Entries shown —
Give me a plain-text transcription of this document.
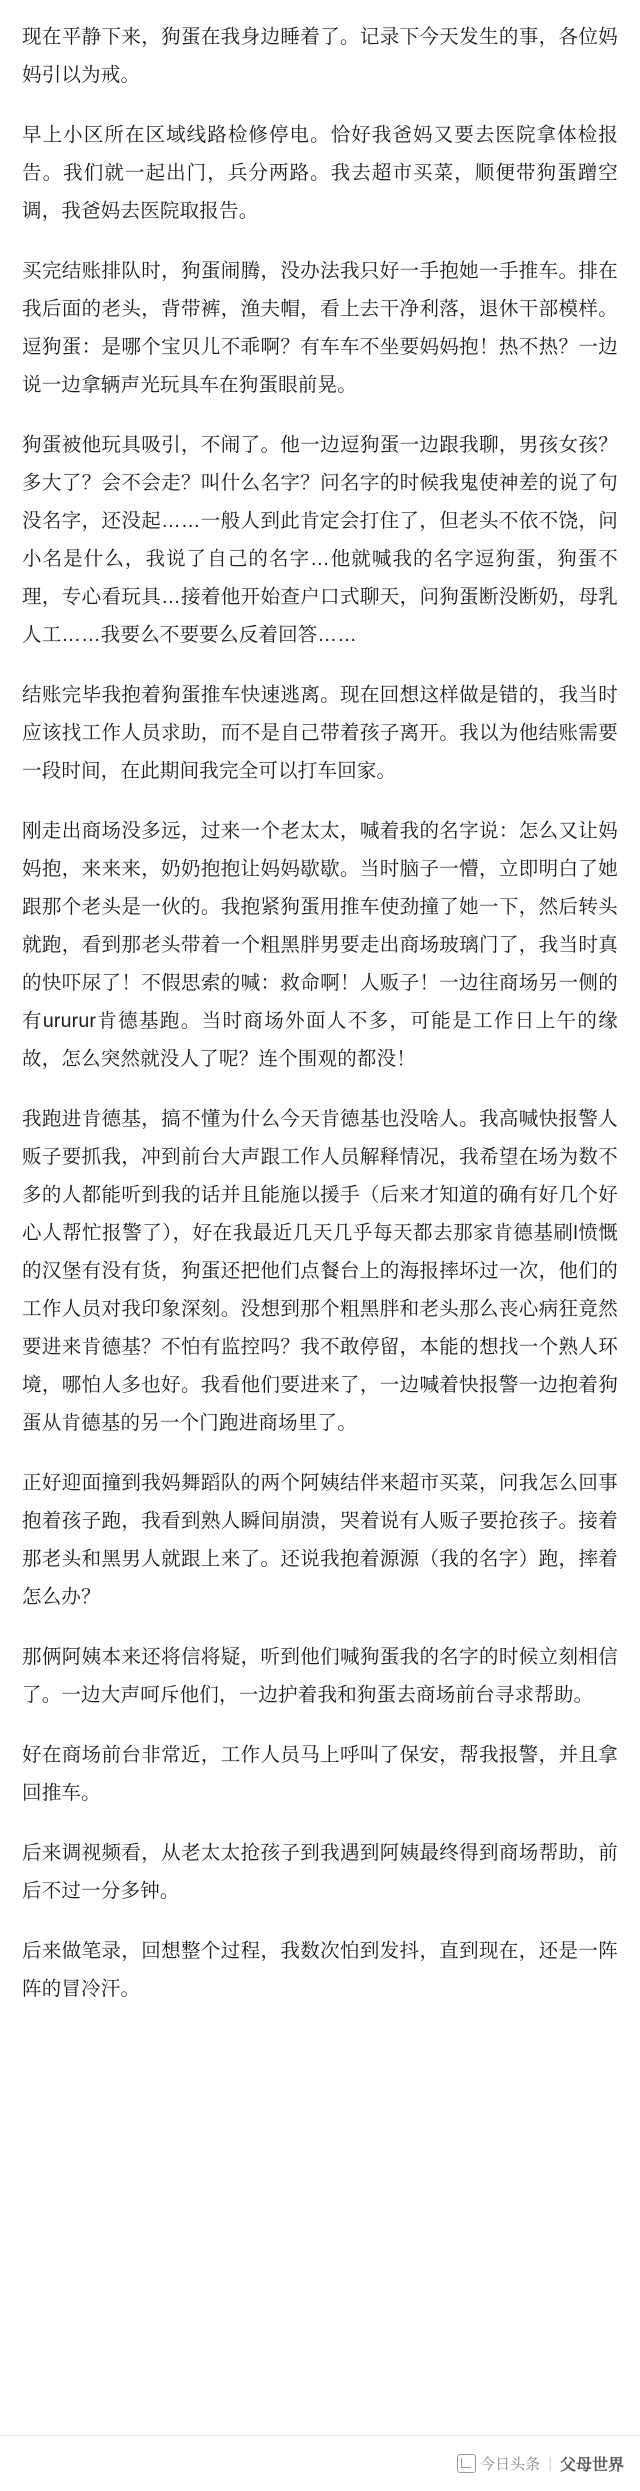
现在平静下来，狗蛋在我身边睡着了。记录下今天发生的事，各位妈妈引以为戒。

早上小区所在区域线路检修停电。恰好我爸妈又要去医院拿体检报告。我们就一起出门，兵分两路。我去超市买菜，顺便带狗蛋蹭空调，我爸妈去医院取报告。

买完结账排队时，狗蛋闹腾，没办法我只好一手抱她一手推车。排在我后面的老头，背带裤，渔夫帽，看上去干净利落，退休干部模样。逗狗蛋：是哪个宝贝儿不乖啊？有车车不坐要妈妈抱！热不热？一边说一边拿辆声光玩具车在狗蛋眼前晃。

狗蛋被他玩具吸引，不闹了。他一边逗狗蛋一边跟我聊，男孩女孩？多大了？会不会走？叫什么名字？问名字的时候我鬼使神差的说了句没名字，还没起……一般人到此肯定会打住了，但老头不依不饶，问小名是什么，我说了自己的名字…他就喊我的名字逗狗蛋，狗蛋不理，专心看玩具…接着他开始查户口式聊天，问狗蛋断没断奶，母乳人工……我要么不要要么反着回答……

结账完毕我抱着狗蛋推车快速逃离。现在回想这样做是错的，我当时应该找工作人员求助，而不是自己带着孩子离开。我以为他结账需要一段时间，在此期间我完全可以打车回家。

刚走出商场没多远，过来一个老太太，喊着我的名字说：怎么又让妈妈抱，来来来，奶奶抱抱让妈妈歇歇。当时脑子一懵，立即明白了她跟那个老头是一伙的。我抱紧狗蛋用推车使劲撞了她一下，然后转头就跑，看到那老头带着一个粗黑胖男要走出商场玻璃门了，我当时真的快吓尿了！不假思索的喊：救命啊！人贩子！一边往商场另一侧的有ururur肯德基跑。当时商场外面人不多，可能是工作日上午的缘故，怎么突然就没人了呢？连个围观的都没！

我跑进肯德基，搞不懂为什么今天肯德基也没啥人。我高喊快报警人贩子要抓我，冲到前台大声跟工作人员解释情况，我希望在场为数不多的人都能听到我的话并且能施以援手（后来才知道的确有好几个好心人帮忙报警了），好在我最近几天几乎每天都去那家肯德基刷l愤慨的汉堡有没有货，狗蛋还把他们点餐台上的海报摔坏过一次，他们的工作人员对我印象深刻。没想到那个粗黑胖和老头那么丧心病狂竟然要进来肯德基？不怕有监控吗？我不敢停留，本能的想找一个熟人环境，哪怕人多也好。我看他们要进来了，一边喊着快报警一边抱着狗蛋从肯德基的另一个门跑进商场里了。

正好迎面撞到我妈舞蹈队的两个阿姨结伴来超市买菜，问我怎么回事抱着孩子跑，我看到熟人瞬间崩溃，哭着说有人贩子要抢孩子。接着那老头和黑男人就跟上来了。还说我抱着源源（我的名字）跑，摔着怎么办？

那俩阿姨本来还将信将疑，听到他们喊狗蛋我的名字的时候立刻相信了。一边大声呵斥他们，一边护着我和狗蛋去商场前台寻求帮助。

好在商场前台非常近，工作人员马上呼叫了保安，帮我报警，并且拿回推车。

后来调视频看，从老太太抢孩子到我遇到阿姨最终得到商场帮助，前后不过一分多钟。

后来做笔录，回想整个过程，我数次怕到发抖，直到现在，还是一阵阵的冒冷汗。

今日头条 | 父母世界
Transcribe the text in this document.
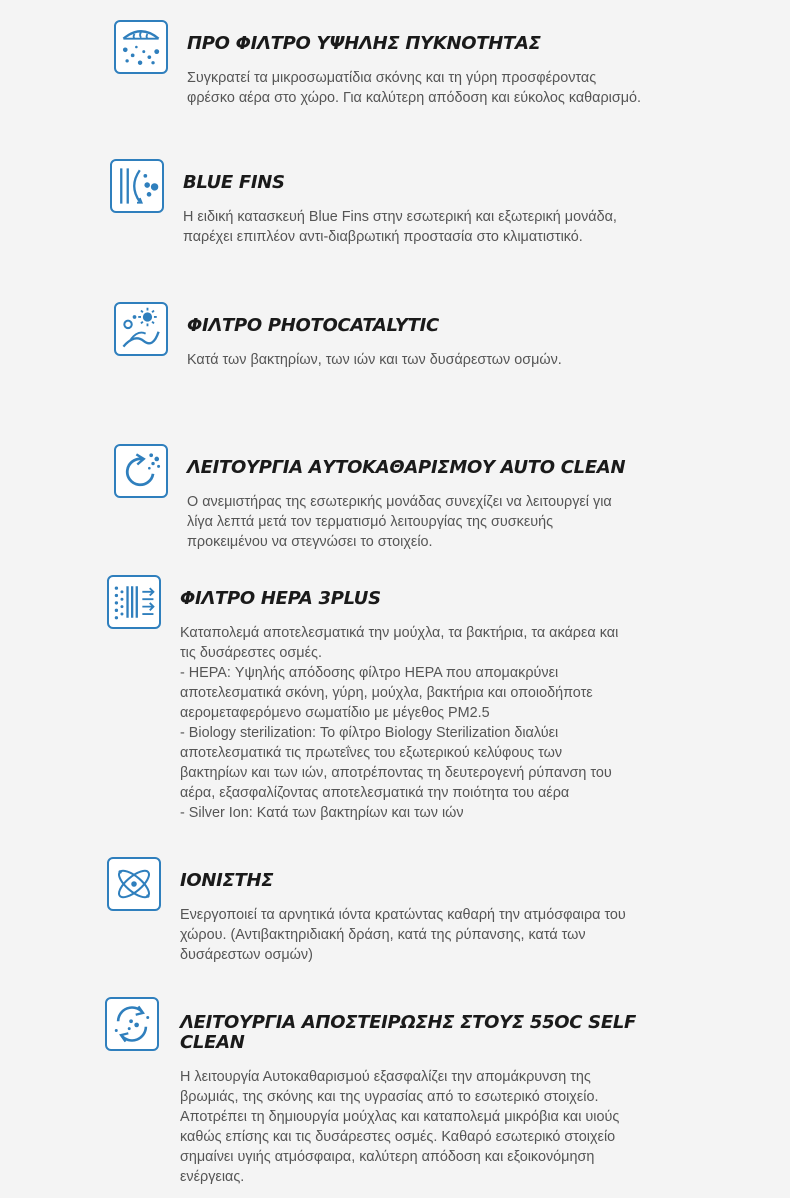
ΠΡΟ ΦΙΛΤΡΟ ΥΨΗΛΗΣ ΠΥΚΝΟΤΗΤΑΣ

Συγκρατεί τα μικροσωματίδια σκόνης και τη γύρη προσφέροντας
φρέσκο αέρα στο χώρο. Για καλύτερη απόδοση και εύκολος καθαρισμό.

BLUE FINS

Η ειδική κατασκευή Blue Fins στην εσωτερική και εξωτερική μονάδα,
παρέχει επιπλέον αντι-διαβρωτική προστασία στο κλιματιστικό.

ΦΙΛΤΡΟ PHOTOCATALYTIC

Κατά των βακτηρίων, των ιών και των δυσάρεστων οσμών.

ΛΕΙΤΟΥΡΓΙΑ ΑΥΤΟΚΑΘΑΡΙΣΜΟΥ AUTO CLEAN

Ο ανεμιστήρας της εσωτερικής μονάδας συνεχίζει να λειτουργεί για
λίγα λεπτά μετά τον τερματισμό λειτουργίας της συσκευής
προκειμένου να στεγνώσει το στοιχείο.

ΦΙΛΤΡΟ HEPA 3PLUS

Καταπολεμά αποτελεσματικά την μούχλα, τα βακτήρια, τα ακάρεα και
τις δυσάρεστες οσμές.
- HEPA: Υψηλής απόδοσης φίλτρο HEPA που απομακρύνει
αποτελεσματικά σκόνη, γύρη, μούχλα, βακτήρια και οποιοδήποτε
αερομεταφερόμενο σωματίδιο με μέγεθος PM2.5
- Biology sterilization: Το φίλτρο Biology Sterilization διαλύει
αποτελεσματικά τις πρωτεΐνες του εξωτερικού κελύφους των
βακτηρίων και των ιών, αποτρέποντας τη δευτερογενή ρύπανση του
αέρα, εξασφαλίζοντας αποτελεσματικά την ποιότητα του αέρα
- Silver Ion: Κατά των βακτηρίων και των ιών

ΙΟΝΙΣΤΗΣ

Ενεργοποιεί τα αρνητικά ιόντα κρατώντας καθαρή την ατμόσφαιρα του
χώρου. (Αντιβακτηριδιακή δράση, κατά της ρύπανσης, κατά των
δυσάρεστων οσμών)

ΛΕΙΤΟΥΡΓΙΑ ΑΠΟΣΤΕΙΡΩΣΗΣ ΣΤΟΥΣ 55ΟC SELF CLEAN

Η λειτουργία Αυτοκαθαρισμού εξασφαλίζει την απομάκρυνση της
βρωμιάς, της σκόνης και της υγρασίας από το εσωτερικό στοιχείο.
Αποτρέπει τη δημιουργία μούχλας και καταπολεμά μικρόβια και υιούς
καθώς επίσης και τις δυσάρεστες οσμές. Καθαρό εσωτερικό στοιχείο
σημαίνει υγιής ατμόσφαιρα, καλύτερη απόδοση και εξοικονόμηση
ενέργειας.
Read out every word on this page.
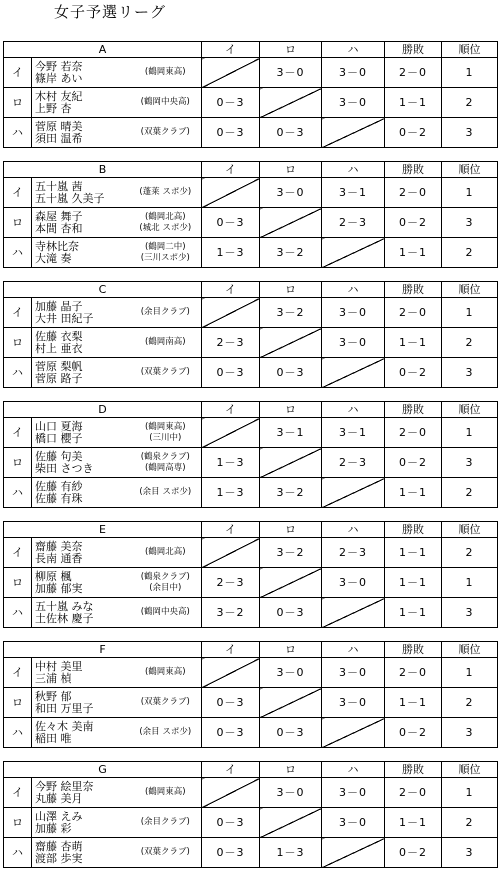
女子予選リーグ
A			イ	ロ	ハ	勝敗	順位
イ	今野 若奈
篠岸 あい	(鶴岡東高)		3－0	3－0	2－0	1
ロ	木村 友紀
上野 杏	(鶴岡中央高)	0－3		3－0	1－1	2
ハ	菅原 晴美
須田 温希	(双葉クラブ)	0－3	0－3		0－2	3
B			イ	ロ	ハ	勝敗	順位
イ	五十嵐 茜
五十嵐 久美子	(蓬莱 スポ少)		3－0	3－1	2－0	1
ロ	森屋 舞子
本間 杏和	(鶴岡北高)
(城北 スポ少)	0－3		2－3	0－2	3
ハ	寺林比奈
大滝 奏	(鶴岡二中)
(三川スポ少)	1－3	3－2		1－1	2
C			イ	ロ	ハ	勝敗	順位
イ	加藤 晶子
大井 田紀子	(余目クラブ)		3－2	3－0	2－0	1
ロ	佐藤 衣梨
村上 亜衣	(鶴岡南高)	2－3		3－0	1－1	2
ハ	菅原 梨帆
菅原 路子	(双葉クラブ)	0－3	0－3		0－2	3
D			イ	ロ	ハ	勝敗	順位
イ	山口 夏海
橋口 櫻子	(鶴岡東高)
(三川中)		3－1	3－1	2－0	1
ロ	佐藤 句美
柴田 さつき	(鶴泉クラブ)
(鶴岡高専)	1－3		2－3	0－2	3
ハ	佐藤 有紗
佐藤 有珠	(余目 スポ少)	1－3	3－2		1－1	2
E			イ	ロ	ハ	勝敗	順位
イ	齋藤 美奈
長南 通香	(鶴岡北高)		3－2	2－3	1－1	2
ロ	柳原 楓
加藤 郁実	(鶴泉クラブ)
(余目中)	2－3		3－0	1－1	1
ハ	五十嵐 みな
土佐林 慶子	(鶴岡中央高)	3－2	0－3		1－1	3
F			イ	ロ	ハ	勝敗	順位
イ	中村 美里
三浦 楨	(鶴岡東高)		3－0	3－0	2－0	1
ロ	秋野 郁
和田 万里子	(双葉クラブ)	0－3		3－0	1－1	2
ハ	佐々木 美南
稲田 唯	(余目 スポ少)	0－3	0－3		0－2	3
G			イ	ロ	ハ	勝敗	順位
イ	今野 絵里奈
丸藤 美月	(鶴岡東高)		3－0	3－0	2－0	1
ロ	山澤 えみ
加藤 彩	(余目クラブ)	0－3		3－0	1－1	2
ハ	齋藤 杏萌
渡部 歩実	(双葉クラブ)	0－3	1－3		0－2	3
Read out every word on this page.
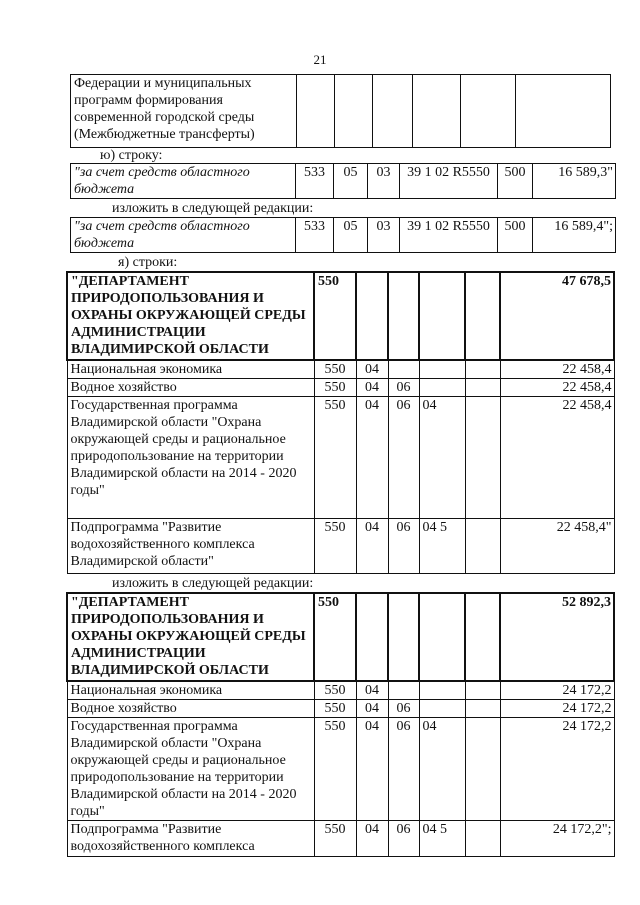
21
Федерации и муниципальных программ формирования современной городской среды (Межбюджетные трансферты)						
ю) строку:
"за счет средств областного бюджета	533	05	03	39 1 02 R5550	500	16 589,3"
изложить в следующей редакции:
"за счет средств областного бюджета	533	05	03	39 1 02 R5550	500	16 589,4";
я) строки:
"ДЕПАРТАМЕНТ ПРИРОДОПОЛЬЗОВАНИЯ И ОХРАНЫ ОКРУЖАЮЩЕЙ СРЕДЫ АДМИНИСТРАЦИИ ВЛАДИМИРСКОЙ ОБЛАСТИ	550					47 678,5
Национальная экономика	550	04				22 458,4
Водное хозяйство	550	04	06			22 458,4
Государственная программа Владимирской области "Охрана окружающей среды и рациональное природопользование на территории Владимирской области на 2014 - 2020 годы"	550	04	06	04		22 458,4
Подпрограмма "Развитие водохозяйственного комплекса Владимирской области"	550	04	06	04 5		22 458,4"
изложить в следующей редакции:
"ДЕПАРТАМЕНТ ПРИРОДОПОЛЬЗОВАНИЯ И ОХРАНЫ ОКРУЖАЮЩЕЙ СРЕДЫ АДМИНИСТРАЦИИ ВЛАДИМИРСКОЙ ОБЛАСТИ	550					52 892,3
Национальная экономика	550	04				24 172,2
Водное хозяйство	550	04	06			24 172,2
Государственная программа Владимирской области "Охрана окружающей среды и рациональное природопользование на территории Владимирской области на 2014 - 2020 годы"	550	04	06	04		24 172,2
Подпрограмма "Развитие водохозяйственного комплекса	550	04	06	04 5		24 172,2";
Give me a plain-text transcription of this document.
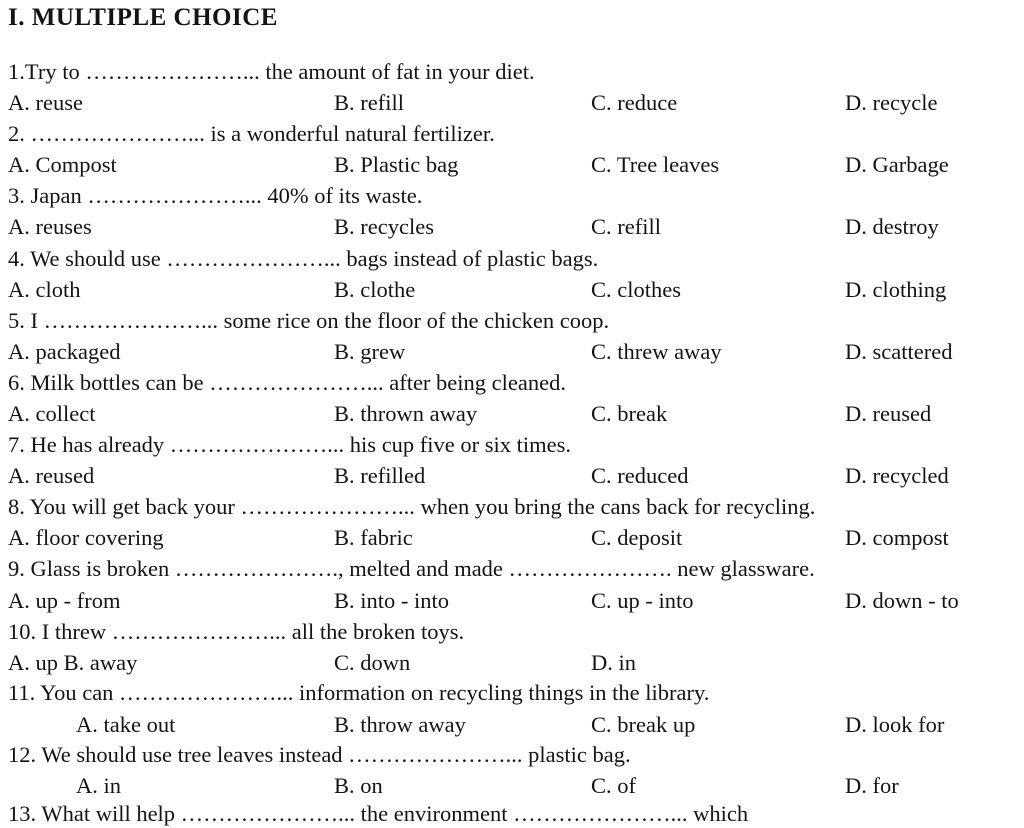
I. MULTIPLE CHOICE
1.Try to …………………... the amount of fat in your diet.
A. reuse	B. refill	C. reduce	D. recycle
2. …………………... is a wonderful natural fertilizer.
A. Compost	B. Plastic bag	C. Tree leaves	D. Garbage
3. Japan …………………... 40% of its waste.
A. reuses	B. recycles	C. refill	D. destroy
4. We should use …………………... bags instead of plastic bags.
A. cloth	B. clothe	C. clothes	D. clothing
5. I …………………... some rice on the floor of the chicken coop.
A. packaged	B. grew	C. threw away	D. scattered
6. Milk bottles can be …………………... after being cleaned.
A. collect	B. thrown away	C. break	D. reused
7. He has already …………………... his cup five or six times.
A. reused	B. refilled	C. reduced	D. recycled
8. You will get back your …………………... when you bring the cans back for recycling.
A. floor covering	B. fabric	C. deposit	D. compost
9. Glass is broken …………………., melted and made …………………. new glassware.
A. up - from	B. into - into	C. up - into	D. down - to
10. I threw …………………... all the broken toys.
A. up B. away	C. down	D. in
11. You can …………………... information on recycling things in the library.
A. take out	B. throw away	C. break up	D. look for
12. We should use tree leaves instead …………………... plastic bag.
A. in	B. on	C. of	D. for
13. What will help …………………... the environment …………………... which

Work to complete —
Using the material above, copy every line in which the string "Подпрограмма" occurs.

Task result —
Подпрограмма "Развитие водохозяйственного комплекса Владимирской области"	550	04	06	04 5		22 458,4"
Подпрограмма "Развитие водохозяйственного комплекса	550	04	06	04 5		24 172,2";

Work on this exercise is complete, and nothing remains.